**Задание 1:**
Оформите записи от первой строки до строки с «product-card[interactable]: Chaise en» включительно как JSON-список строк, где каждой строке записей соответствует одна строка списка. Пустые строки не включайте.
**Задание 2:**
Подхватите рассказ о племени камаюра и продолжите его после последнего приведённого предложения.

**Отрывок:**
Войдя в хижину, я направился к месту, где находился предназначенный мне гамак. К своему удивлению, я обнаружил лежавшие на рюкзаке два больших куска рыбы, завернутых в маниоковые лепешки, и три прекрасные мангабаис. Прав был Орландо, утверждая, что племя камаюра наиболее гостеприимное и лучше всех относится к людям, посещающим их стойбище. Камаюра предлагают гостю все лучшее, что имеют: лучшую рыбу, лучший бейжу, лучшие маниоковые лепешки и самую новую сеть.

Недалеко от моего гамака был разложен костер, около которого сидела женщина, помешивая в глиняном котле какое-то варево. Откуда ни возьмись появился Уаюкума, подошел ко мне и, показав на женщину, сказал:

— Аама!

Вероятно, на всех языках мира, даже на языке племен, уровень развития которых еще не вышел за пределы каменного века, слово «мама» звучит почти одинаково. Я понял, что Такуни устроил мой гамак недалеко от места, где расположилось его семейство. Указав на рыбу, маниоковые лепешки и фрукты, лежащие на моем рюкзаке, я как можно приветливее сказал матери Уаюкумы по-русски:

— Спасибо!

Честное слово, она меня поняла и, улыбаясь, несколько раз кивнула головой: мол, пожалуйста, не стоит благодарности. Я лег в гамак и заметил, что на нем почти нет краски. Внимательно осмотрев его, я признал в повешенной для меня сетке ту самую, которую сутки назад отмывал в водах Кулуэни. Глаза слезились от обилия дыма, заполнившего всю хижину. Я лежал в гамаке и смотрел, как семья Такуни ужинала.

Мать Уаюкумы восседала на брошенных крест-накрест бамбуковых ветках, а отец и сын расположились рядом, присев на корточки. Любой человек, путешествующий по бразильским джунглям, когда-нибудь да садился на землю. И тогда он сразу же мог испытать на себе все последствия такого необдуманного поступка. Не проходило и нескольких секунд, как какой-нибудь муравей или жук начинал кусать неосторожного путника. Находясь в джунглях, индейцы никогда не садятся на землю. Они обычно приседают на корточки. Не случайно поэтому именно обитатели южноамериканских лесов изобрели сеть для спанья.

До сих пор во французском и английском языках применяется слово, взятое из языка ну-аурак, — «амака». У нас в русском языке пошло отсюда «гамак». Наши продавщицы в магазинах культтоваров, говоря, что у них имеются в продаже гамаки, даже и не подозревают, что употребляют слова из языка индейского племени ну-аурак.

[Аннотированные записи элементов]
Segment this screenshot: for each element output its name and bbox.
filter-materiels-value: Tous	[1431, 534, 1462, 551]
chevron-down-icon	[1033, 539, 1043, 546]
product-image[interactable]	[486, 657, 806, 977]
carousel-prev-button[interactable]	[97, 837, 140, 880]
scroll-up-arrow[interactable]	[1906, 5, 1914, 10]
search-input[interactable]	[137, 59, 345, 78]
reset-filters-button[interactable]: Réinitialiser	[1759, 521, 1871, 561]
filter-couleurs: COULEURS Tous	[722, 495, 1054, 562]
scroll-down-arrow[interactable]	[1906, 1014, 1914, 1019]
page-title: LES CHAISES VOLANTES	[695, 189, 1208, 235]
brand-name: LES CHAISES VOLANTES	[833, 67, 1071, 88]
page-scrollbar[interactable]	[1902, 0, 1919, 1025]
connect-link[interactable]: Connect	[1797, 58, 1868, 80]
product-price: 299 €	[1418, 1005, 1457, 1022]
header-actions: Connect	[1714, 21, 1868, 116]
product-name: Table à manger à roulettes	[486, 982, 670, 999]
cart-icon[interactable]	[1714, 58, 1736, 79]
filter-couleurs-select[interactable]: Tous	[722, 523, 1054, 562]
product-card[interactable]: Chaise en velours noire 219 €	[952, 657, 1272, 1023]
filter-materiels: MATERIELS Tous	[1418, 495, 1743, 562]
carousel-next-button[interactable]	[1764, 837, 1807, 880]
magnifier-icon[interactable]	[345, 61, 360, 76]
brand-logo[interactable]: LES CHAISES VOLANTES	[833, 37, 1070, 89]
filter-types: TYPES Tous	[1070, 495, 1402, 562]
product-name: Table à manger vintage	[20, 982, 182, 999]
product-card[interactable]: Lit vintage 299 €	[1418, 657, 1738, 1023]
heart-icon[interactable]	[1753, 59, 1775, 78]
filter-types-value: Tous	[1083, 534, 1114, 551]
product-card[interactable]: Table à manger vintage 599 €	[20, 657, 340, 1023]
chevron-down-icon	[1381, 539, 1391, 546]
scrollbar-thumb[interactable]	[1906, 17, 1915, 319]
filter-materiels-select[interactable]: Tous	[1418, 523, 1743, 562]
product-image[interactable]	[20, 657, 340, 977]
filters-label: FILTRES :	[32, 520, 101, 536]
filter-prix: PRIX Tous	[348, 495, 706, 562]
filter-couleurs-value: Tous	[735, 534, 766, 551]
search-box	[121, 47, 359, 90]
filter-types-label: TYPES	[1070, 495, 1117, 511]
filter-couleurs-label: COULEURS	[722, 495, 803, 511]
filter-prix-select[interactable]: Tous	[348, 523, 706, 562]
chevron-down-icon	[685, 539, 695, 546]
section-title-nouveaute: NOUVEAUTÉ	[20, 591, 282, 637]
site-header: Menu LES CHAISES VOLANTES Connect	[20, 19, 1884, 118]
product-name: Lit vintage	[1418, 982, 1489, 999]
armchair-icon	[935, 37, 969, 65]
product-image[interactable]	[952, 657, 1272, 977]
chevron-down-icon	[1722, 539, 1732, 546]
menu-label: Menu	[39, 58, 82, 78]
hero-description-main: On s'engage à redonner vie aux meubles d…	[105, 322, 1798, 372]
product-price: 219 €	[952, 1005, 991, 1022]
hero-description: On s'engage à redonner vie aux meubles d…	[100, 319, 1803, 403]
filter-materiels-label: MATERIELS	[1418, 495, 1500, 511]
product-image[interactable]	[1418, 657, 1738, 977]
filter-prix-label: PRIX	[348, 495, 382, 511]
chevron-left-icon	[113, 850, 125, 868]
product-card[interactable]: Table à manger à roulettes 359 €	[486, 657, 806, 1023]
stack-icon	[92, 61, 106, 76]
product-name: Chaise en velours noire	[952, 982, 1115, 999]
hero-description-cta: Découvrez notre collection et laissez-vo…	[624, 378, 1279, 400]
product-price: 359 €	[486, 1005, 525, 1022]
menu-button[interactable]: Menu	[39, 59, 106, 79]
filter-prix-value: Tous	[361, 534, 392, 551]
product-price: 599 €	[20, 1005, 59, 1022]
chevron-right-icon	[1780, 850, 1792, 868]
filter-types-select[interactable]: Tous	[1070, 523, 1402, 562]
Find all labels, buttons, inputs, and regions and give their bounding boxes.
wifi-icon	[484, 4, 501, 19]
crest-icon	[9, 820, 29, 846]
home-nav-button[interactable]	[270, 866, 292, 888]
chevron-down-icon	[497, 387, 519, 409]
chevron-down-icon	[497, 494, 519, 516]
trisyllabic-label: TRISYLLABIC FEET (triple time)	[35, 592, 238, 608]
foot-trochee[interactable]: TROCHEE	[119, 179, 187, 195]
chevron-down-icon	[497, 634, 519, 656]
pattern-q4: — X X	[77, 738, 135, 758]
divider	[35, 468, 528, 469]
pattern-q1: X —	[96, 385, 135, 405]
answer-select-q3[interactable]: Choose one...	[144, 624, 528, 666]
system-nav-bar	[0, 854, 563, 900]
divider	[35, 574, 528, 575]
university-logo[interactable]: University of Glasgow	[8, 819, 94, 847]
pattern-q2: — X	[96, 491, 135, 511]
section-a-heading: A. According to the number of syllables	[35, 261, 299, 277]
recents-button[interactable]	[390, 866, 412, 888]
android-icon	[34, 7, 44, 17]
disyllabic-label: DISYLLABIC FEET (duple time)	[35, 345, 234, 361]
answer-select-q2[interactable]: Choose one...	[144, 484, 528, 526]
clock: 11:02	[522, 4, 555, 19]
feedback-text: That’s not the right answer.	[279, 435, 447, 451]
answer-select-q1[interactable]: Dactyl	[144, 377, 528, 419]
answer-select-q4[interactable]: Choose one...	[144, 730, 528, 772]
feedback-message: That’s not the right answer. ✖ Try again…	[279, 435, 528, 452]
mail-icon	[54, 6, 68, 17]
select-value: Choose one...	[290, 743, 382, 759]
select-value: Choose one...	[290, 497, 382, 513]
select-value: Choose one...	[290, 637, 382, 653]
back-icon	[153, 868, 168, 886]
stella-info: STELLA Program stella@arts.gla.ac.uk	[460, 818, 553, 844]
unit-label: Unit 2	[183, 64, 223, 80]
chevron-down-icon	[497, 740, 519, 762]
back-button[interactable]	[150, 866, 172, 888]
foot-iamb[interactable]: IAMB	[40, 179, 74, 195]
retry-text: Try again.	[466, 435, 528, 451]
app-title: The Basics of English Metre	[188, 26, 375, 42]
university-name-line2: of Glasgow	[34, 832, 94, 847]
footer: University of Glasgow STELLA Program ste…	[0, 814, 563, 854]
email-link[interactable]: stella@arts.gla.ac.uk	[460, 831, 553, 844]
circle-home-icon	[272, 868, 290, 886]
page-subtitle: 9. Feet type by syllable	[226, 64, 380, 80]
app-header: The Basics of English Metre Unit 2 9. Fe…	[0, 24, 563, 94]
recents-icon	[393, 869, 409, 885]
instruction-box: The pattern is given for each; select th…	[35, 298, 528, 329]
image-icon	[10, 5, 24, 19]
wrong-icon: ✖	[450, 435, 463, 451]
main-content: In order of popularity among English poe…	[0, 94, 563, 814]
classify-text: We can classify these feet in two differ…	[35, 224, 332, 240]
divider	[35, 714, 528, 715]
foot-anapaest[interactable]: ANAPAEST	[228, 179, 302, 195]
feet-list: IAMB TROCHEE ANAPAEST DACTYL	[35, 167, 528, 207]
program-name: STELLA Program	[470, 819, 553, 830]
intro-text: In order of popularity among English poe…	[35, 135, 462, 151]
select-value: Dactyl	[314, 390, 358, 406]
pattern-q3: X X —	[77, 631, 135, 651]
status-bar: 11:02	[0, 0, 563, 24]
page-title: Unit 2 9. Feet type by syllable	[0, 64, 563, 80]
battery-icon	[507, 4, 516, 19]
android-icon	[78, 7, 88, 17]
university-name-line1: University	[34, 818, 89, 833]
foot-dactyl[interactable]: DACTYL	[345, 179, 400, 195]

**Письменный ответ 1:**
[
  "Segment this screenshot: for each element output its name and bbox.",
  "filter-materiels-value: Tous\t[1431, 534, 1462, 551]",
  "chevron-down-icon\t[1033, 539, 1043, 546]",
  "product-image[interactable]\t[486, 657, 806, 977]",
  "carousel-prev-button[interactable]\t[97, 837, 140, 880]",
  "scroll-up-arrow[interactable]\t[1906, 5, 1914, 10]",
  "search-input[interactable]\t[137, 59, 345, 78]",
  "reset-filters-button[interactable]: Réinitialiser\t[1759, 521, 1871, 561]",
  "filter-couleurs: COULEURS Tous\t[722, 495, 1054, 562]",
  "scroll-down-arrow[interactable]\t[1906, 1014, 1914, 1019]",
  "page-title: LES CHAISES VOLANTES\t[695, 189, 1208, 235]",
  "brand-name: LES CHAISES VOLANTES\t[833, 67, 1071, 88]",
  "page-scrollbar[interactable]\t[1902, 0, 1919, 1025]",
  "connect-link[interactable]: Connect\t[1797, 58, 1868, 80]",
  "product-price: 299 €\t[1418, 1005, 1457, 1022]",
  "header-actions: Connect\t[1714, 21, 1868, 116]",
  "product-name: Table à manger à roulettes\t[486, 982, 670, 999]",
  "cart-icon[interactable]\t[1714, 58, 1736, 79]",
  "filter-couleurs-select[interactable]: Tous\t[722, 523, 1054, 562]",
  "product-card[interactable]: Chaise en velours noire 219 €\t[952, 657, 1272, 1023]"
]

**Письменный ответ 2:**
Я проспал, вероятно, часа два. Сон был беспокойным, и, когда кто-то, как показалось, совсем рядом спрыгнул на землю, я открыл глаза и увидел Такуни, присевшего у все еще горящего костра. Вероятно, подумал я, настало время подъема, и сейчас все мужчины станут собираться на охоту за капиварами. Но Такуни, погревшись у костра, взял лежащую рядом с хворостом маниоковую лепешку, оторвал кусок, положил на него жареную рыбу и с аппетитом принялся закусывать. Затем он встал, потянулся и забрался опять в свой верхний гамак. Потом кто-то в другом конце хижины тоже выпрыгнул из гамака — выпить глоток воды из тыквы, стоявшей недалеко от входа в хижину, сейчас прикрытого плетеной загородкой. И так то в одном, то в другом месте индейцы просыпались несколько раз за ночь и с аппетитом ели. Рыбу, которую индейцы наловили в течение дня, они съели в основном на протяжении ночи. Кто-нибудь из женщин непрерывно находился около костров. Они являлись своеобразными жрицами, хранительницами огня, а попросту говоря, дежурными истопницами.

По рио-де-жанейрскому времени было три часа ночи, когда Такуни разбудил меня. Все мужчины уже встали и один за другим бесшумно выскальзывали на улицу из хижины, каждый держа в руке лук и стрелы. Причем не тот вид лука, с которым Такуни охотился на рыб, а гораздо меньших размеров, примерно метровой длины. Стрелы тоже были маленькие, напоминающие ту, с которой Такуни охотился на черепаху.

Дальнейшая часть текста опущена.